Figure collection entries

- - - -

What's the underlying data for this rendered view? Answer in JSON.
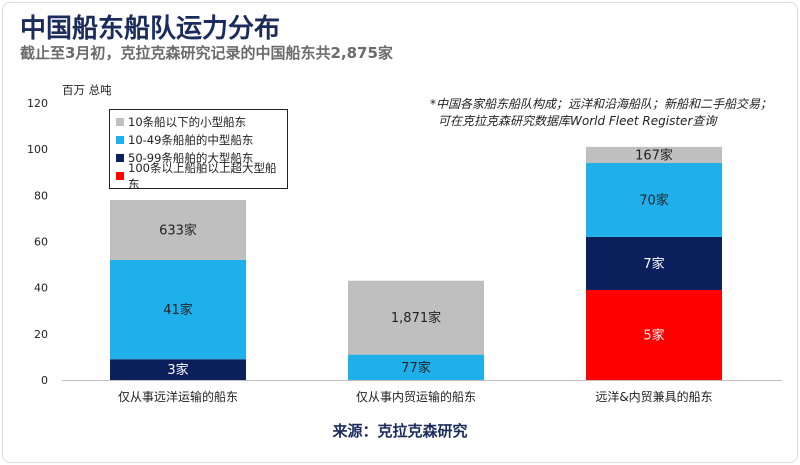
{
  "header": {
    "title": "中国船东船队运力分布",
    "subtitle": "截止至3月初，克拉克森研究记录的中国船东共2,875家"
  },
  "note": {
    "line1": "*中国各家船东船队构成；远洋和沿海船队；新船和二手船交易；",
    "line2": "可在克拉克森研究数据库World Fleet Register查询"
  },
  "source": "来源：克拉克森研究",
  "colors": {
    "small": "#bfbfbf",
    "medium": "#1fb0ec",
    "large": "#0b1f5c",
    "xlarge": "#ff0000",
    "title": "#1a2b5c"
  },
  "chart_data": {
    "type": "bar",
    "stacked": true,
    "ylabel": "百万 总吨",
    "ylim": [
      0,
      120
    ],
    "yticks": [
      0,
      20,
      40,
      60,
      80,
      100,
      120
    ],
    "grid": false,
    "legend_position": "top-left",
    "categories": [
      "仅从事远洋运输的船东",
      "仅从事内贸运输的船东",
      "远洋&内贸兼具的船东"
    ],
    "series": [
      {
        "name": "100条以上船舶以上超大型船东",
        "color": "#ff0000",
        "values": [
          0,
          0,
          39
        ],
        "labels": [
          "",
          "",
          "5家"
        ]
      },
      {
        "name": "50-99条船舶的大型船东",
        "color": "#0b1f5c",
        "values": [
          9,
          0,
          23
        ],
        "labels": [
          "3家",
          "",
          "7家"
        ]
      },
      {
        "name": "10-49条船舶的中型船东",
        "color": "#1fb0ec",
        "values": [
          43,
          11,
          32
        ],
        "labels": [
          "41家",
          "77家",
          "70家"
        ]
      },
      {
        "name": "10条船以下的小型船东",
        "color": "#bfbfbf",
        "values": [
          26,
          32,
          7
        ],
        "labels": [
          "633家",
          "1,871家",
          "167家"
        ]
      }
    ]
  }
}
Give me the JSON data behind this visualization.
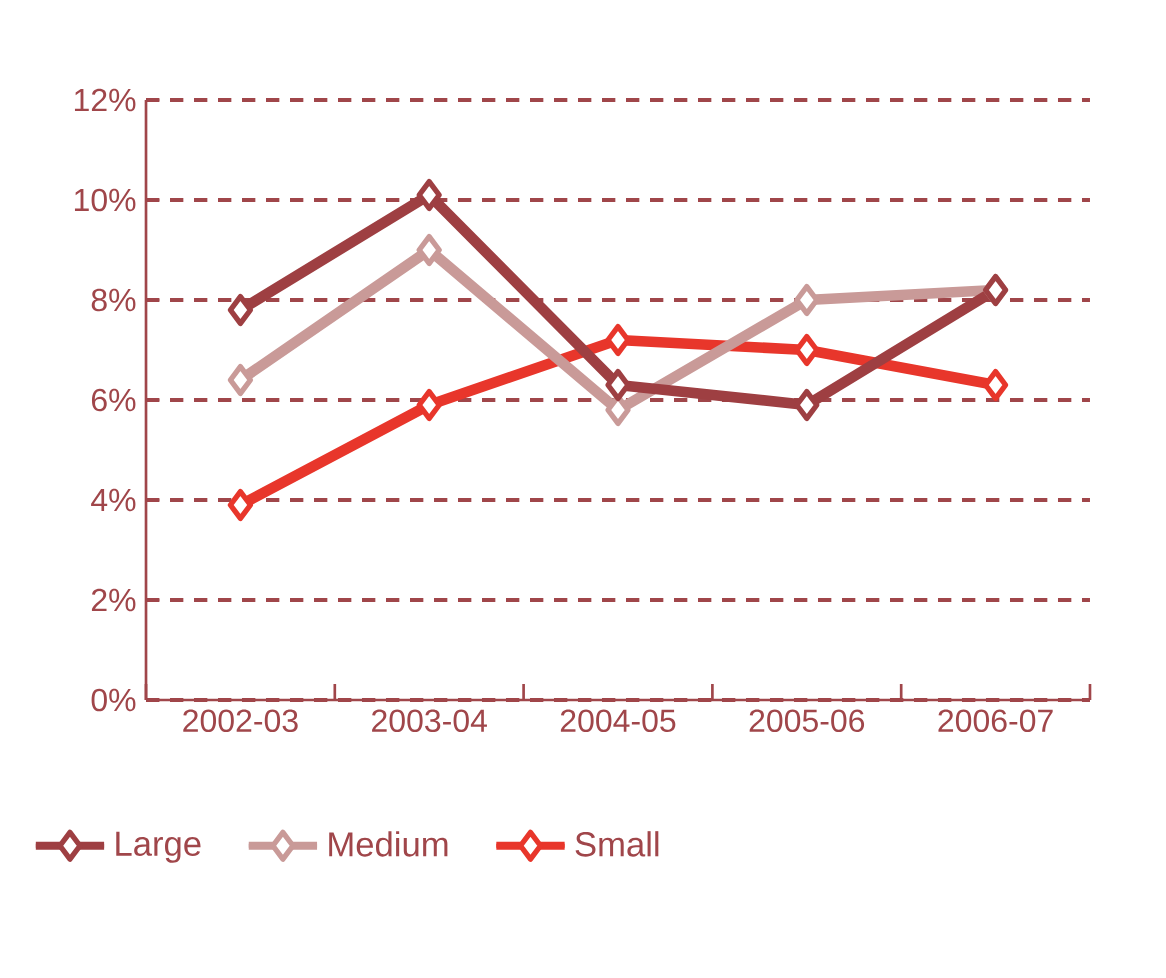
{
  "chart_data": {
    "type": "line",
    "categories": [
      "2002-03",
      "2003-04",
      "2004-05",
      "2005-06",
      "2006-07"
    ],
    "series": [
      {
        "name": "Large",
        "color": "#9e3f42",
        "values": [
          7.8,
          10.1,
          6.3,
          5.9,
          8.2
        ]
      },
      {
        "name": "Medium",
        "color": "#c99a98",
        "values": [
          6.4,
          9.0,
          5.8,
          8.0,
          8.2
        ]
      },
      {
        "name": "Small",
        "color": "#e8362b",
        "values": [
          3.9,
          5.9,
          7.2,
          7.0,
          6.3
        ]
      }
    ],
    "ylim": [
      0,
      12
    ],
    "yticks": [
      {
        "value": 0,
        "label": "0%"
      },
      {
        "value": 2,
        "label": "2%"
      },
      {
        "value": 4,
        "label": "4%"
      },
      {
        "value": 6,
        "label": "6%"
      },
      {
        "value": 8,
        "label": "8%"
      },
      {
        "value": 10,
        "label": "10%"
      },
      {
        "value": 12,
        "label": "12%"
      }
    ],
    "grid": "y",
    "legend": "bottom",
    "marker": "diamond",
    "line_style": "solid"
  }
}
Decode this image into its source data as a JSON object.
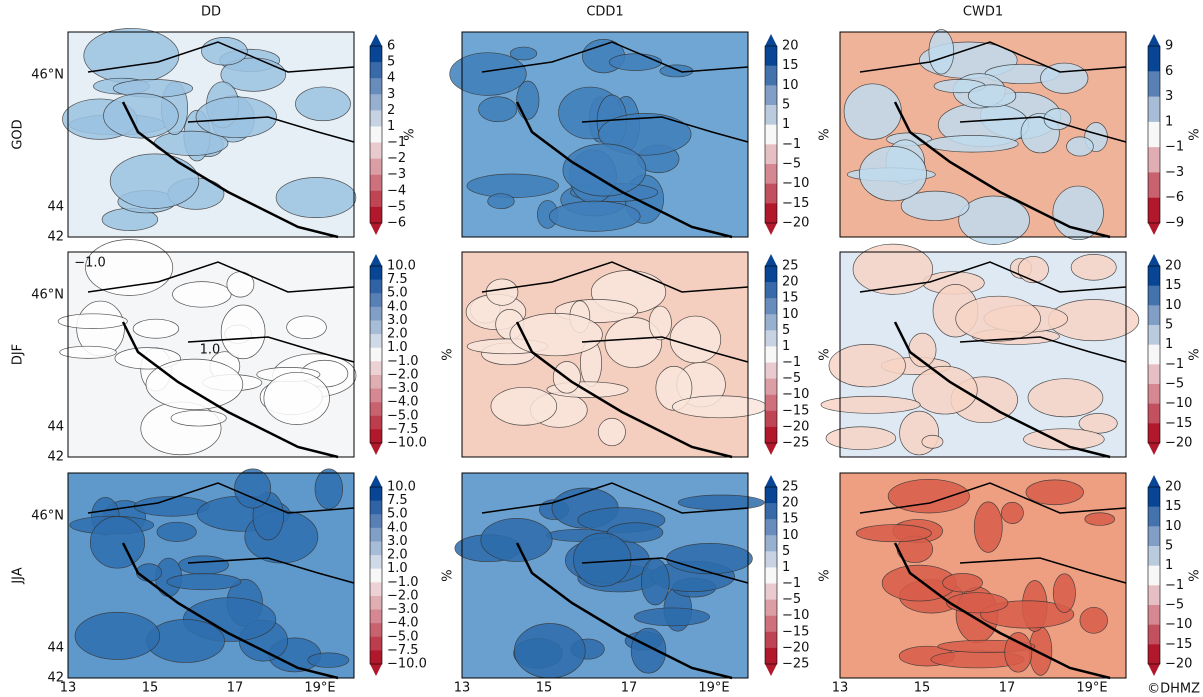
{
  "columns": [
    "DD",
    "CDD1",
    "CWD1"
  ],
  "rows": [
    "GOD",
    "DJF",
    "JJA"
  ],
  "y_ticks": [
    "46°N",
    "44",
    "42"
  ],
  "x_ticks": [
    "13",
    "15",
    "17",
    "19°E"
  ],
  "unit": "%",
  "colorbars": [
    [
      [
        "6",
        "5",
        "4",
        "3",
        "2",
        "1",
        "−1",
        "−2",
        "−3",
        "−4",
        "−5",
        "−6"
      ],
      [
        "20",
        "15",
        "10",
        "5",
        "1",
        "−1",
        "−5",
        "−10",
        "−15",
        "−20"
      ],
      [
        "9",
        "6",
        "3",
        "1",
        "−1",
        "−3",
        "−6",
        "−9"
      ]
    ],
    [
      [
        "10.0",
        "7.5",
        "5.0",
        "4.0",
        "3.0",
        "2.0",
        "1.0",
        "−1.0",
        "−2.0",
        "−3.0",
        "−4.0",
        "−5.0",
        "−7.5",
        "−10.0"
      ],
      [
        "25",
        "20",
        "15",
        "10",
        "5",
        "1",
        "−1",
        "−5",
        "−10",
        "−15",
        "−20",
        "−25"
      ],
      [
        "20",
        "15",
        "10",
        "5",
        "1",
        "−1",
        "−5",
        "−10",
        "−15",
        "−20"
      ]
    ],
    [
      [
        "10.0",
        "7.5",
        "5.0",
        "4.0",
        "3.0",
        "2.0",
        "1.0",
        "−1.0",
        "−2.0",
        "−3.0",
        "−4.0",
        "−5.0",
        "−7.5",
        "−10.0"
      ],
      [
        "25",
        "20",
        "15",
        "10",
        "5",
        "1",
        "−1",
        "−5",
        "−10",
        "−15",
        "−20",
        "−25"
      ],
      [
        "20",
        "15",
        "10",
        "5",
        "1",
        "−1",
        "−5",
        "−10",
        "−15",
        "−20"
      ]
    ]
  ],
  "annotations": [
    "−1.0",
    "1.0"
  ],
  "credit": "©DHMZ"
}
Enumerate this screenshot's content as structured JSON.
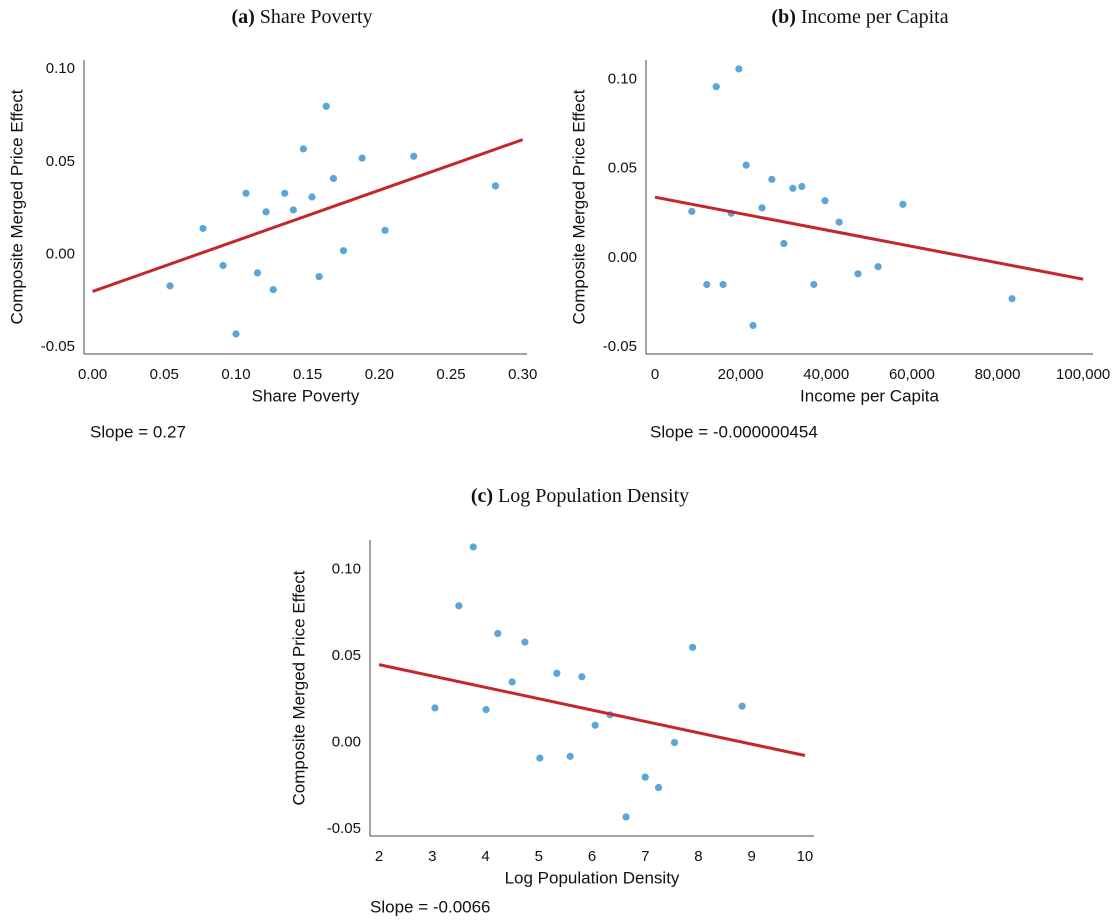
{
  "chart_data": [
    {
      "type": "scatter",
      "label": "(a)",
      "title": "Share Poverty",
      "xlabel": "Share Poverty",
      "ylabel": "Composite Merged Price Effect",
      "note": "Slope = 0.27",
      "color": "#5aa6d8",
      "x": [
        0.054,
        0.077,
        0.091,
        0.1,
        0.107,
        0.115,
        0.121,
        0.126,
        0.134,
        0.14,
        0.147,
        0.153,
        0.158,
        0.163,
        0.168,
        0.175,
        0.188,
        0.204,
        0.224,
        0.281
      ],
      "values": [
        -0.017,
        0.014,
        -0.006,
        -0.043,
        0.033,
        -0.01,
        0.023,
        -0.019,
        0.033,
        0.024,
        0.057,
        0.031,
        -0.012,
        0.08,
        0.041,
        0.002,
        0.052,
        0.013,
        0.053,
        0.037
      ],
      "fit": {
        "x": [
          0,
          0.3
        ],
        "y": [
          -0.02,
          0.062
        ],
        "color": "#c4262e"
      },
      "xlim": [
        -0.006,
        0.303
      ],
      "ylim": [
        -0.0538,
        0.105
      ],
      "xticks": [
        {
          "value": 0,
          "label": "0.00"
        },
        {
          "value": 0.05,
          "label": "0.05"
        },
        {
          "value": 0.1,
          "label": "0.10"
        },
        {
          "value": 0.15,
          "label": "0.15"
        },
        {
          "value": 0.2,
          "label": "0.20"
        },
        {
          "value": 0.25,
          "label": "0.25"
        },
        {
          "value": 0.3,
          "label": "0.30"
        }
      ],
      "yticks": [
        {
          "value": -0.05,
          "label": "-0.05"
        },
        {
          "value": 0,
          "label": "0.00"
        },
        {
          "value": 0.05,
          "label": "0.05"
        },
        {
          "value": 0.1,
          "label": "0.10"
        }
      ]
    },
    {
      "type": "scatter",
      "label": "(b)",
      "title": "Income per Capita",
      "xlabel": "Income per Capita",
      "ylabel": "Composite Merged Price Effect",
      "note": "Slope = -0.000000454",
      "color": "#5aa6d8",
      "x": [
        8600,
        12100,
        14300,
        15900,
        17800,
        19600,
        21300,
        22900,
        25000,
        27300,
        30100,
        32200,
        34300,
        37100,
        39700,
        43000,
        47400,
        52100,
        57900,
        83400
      ],
      "values": [
        0.026,
        -0.015,
        0.096,
        -0.015,
        0.025,
        0.106,
        0.052,
        -0.038,
        0.028,
        0.044,
        0.008,
        0.039,
        0.04,
        -0.015,
        0.032,
        0.02,
        -0.009,
        -0.005,
        0.03,
        -0.023
      ],
      "fit": {
        "x": [
          0,
          100000
        ],
        "y": [
          0.034,
          -0.012
        ],
        "color": "#c4262e"
      },
      "xlim": [
        -2100,
        102300
      ],
      "ylim": [
        -0.054,
        0.111
      ],
      "xticks": [
        0,
        {
          "value": 20000,
          "label": "20,000"
        },
        {
          "value": 40000,
          "label": "40,000"
        },
        {
          "value": 60000,
          "label": "60,000"
        },
        {
          "value": 80000,
          "label": "80,000"
        },
        {
          "value": 100000,
          "label": "100,000"
        }
      ],
      "yticks": [
        {
          "value": -0.05,
          "label": "-0.05"
        },
        {
          "value": 0,
          "label": "0.00"
        },
        {
          "value": 0.05,
          "label": "0.05"
        },
        {
          "value": 0.1,
          "label": "0.10"
        }
      ]
    },
    {
      "type": "scatter",
      "label": "(c)",
      "title": "Log Population Density",
      "xlabel": "Log Population Density",
      "ylabel": "Composite Merged Price Effect",
      "note": "Slope = -0.0066",
      "color": "#5aa6d8",
      "x": [
        3.05,
        3.5,
        3.77,
        4.01,
        4.23,
        4.5,
        4.74,
        5.02,
        5.34,
        5.59,
        5.81,
        6.06,
        6.34,
        6.64,
        7.0,
        7.25,
        7.55,
        7.89,
        8.82
      ],
      "values": [
        0.02,
        0.079,
        0.113,
        0.019,
        0.063,
        0.035,
        0.058,
        -0.009,
        0.04,
        -0.008,
        0.038,
        0.01,
        0.016,
        -0.043,
        -0.02,
        -0.026,
        0.0,
        0.055,
        0.021
      ],
      "fit": {
        "x": [
          2,
          10
        ],
        "y": [
          0.045,
          -0.0075
        ],
        "color": "#c4262e"
      },
      "xlim": [
        1.83,
        10.17
      ],
      "ylim": [
        -0.054,
        0.117
      ],
      "xticks": [
        2,
        3,
        4,
        5,
        6,
        7,
        8,
        9,
        10
      ],
      "yticks": [
        {
          "value": -0.05,
          "label": "-0.05"
        },
        {
          "value": 0,
          "label": "0.00"
        },
        {
          "value": 0.05,
          "label": "0.05"
        },
        {
          "value": 0.1,
          "label": "0.10"
        }
      ]
    }
  ]
}
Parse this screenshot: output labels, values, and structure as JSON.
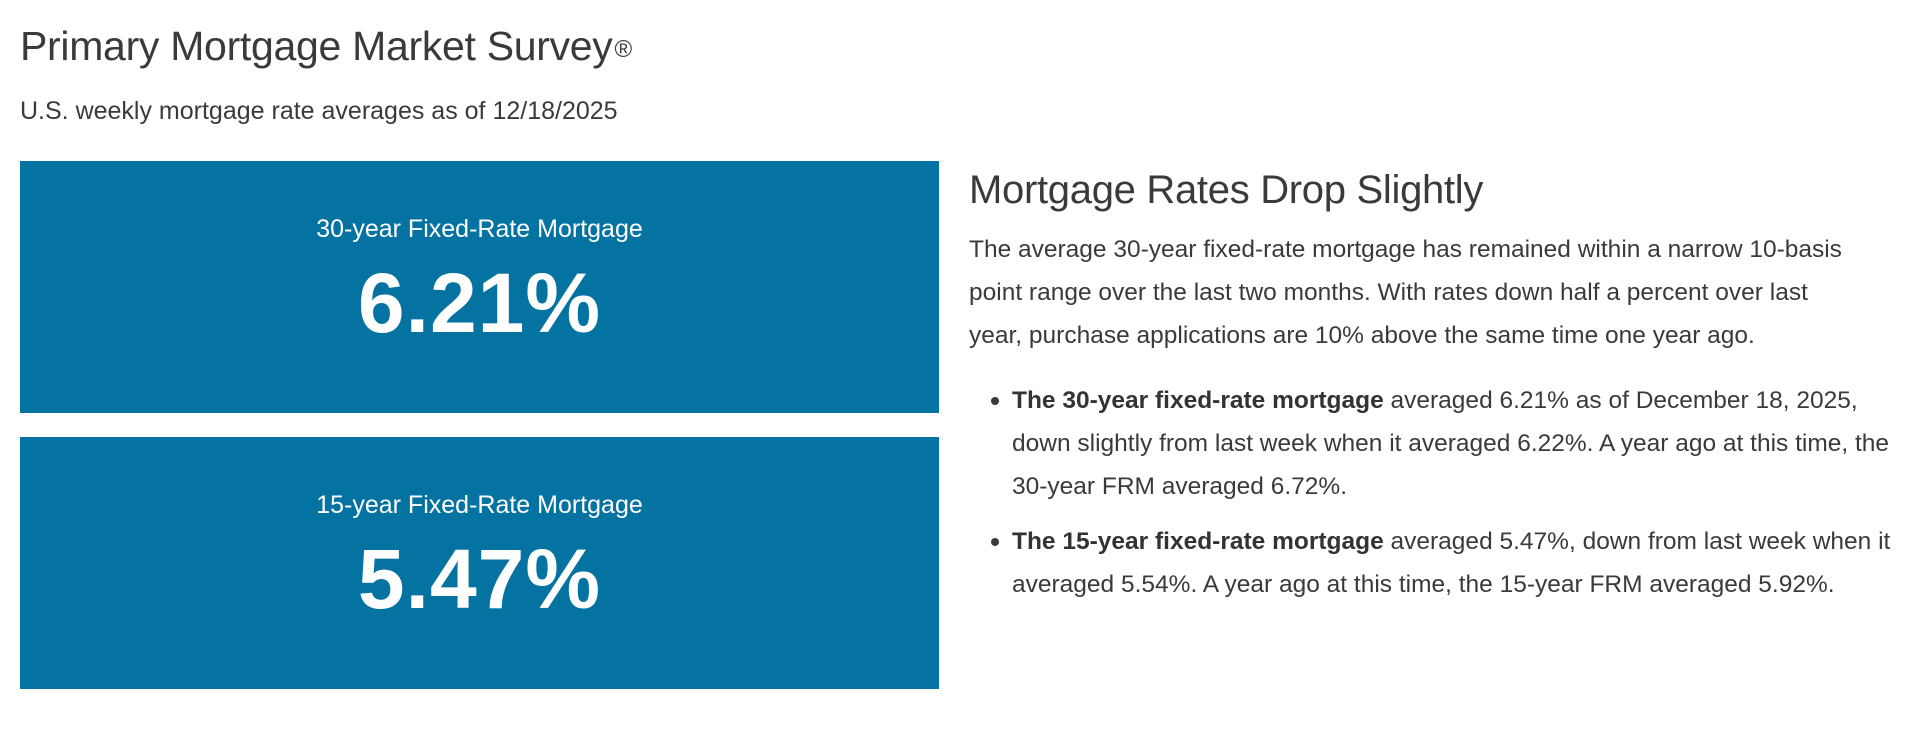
{
  "header": {
    "title": "Primary Mortgage Market Survey",
    "title_mark": "®",
    "subtitle": "U.S. weekly mortgage rate averages as of 12/18/2025"
  },
  "rates": {
    "thirty_year": {
      "label": "30-year Fixed-Rate Mortgage",
      "value": "6.21%"
    },
    "fifteen_year": {
      "label": "15-year Fixed-Rate Mortgage",
      "value": "5.47%"
    }
  },
  "commentary": {
    "heading": "Mortgage Rates Drop Slightly",
    "body": "The average 30-year fixed-rate mortgage has remained within a narrow 10-basis point range over the last two months. With rates down half a percent over last year, purchase applications are 10% above the same time one year ago.",
    "bullets": [
      {
        "bold": "The 30-year fixed-rate mortgage",
        "text": " averaged 6.21% as of December 18, 2025, down slightly from last week when it averaged 6.22%. A year ago at this time, the 30-year FRM averaged 6.72%."
      },
      {
        "bold": "The 15-year fixed-rate mortgage",
        "text": " averaged 5.47%, down from last week when it averaged 5.54%. A year ago at this time, the 15-year FRM averaged 5.92%."
      }
    ]
  },
  "colors": {
    "card_background": "#0573a1",
    "card_text": "#ffffff",
    "body_text": "#3a3a3a"
  }
}
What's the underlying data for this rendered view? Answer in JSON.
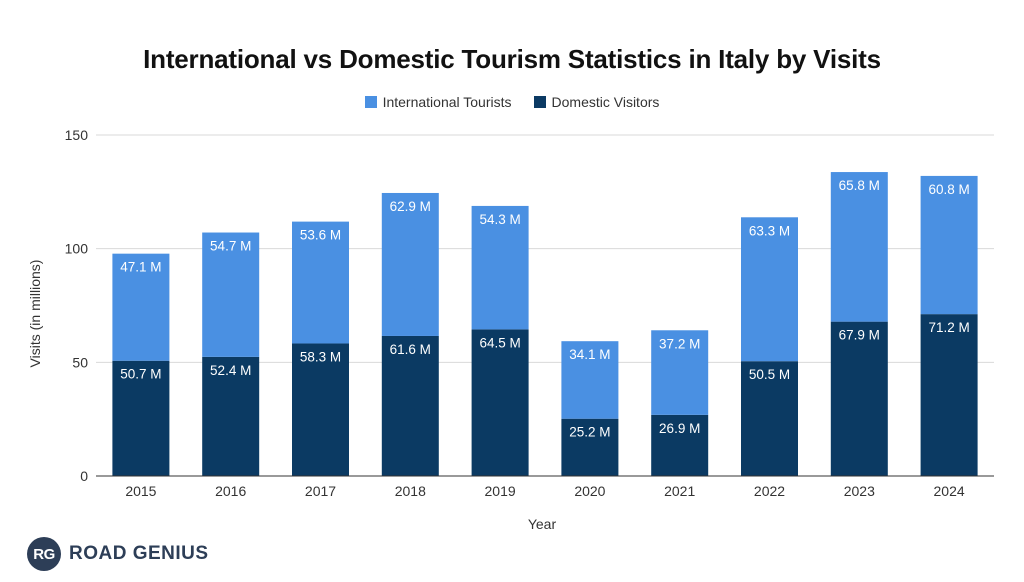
{
  "chart_data": {
    "type": "bar",
    "stacked": true,
    "title": "International vs Domestic Tourism Statistics in Italy by Visits",
    "xlabel": "Year",
    "ylabel": "Visits (in millions)",
    "ylim": [
      0,
      150
    ],
    "yticks": [
      0,
      50,
      100,
      150
    ],
    "grid": true,
    "legend_position": "top",
    "categories": [
      "2015",
      "2016",
      "2017",
      "2018",
      "2019",
      "2020",
      "2021",
      "2022",
      "2023",
      "2024"
    ],
    "series": [
      {
        "name": "Domestic Visitors",
        "color": "#0b3a63",
        "values": [
          50.7,
          52.4,
          58.3,
          61.6,
          64.5,
          25.2,
          26.9,
          50.5,
          67.9,
          71.2
        ],
        "labels": [
          "50.7 M",
          "52.4 M",
          "58.3 M",
          "61.6 M",
          "64.5 M",
          "25.2 M",
          "26.9 M",
          "50.5 M",
          "67.9 M",
          "71.2 M"
        ]
      },
      {
        "name": "International Tourists",
        "color": "#4a90e2",
        "values": [
          47.1,
          54.7,
          53.6,
          62.9,
          54.3,
          34.1,
          37.2,
          63.3,
          65.8,
          60.8
        ],
        "labels": [
          "47.1 M",
          "54.7 M",
          "53.6 M",
          "62.9 M",
          "54.3 M",
          "34.1 M",
          "37.2 M",
          "63.3 M",
          "65.8 M",
          "60.8 M"
        ]
      }
    ]
  },
  "legend": {
    "international_label": "International Tourists",
    "domestic_label": "Domestic Visitors"
  },
  "brand": {
    "logo_text": "RG",
    "name": "ROAD GENIUS"
  }
}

- - - -

GIVEN INSTRUCTION: Count how many lines of the material hold the string "note". Give the number and nothing more.

SOLUTION: 4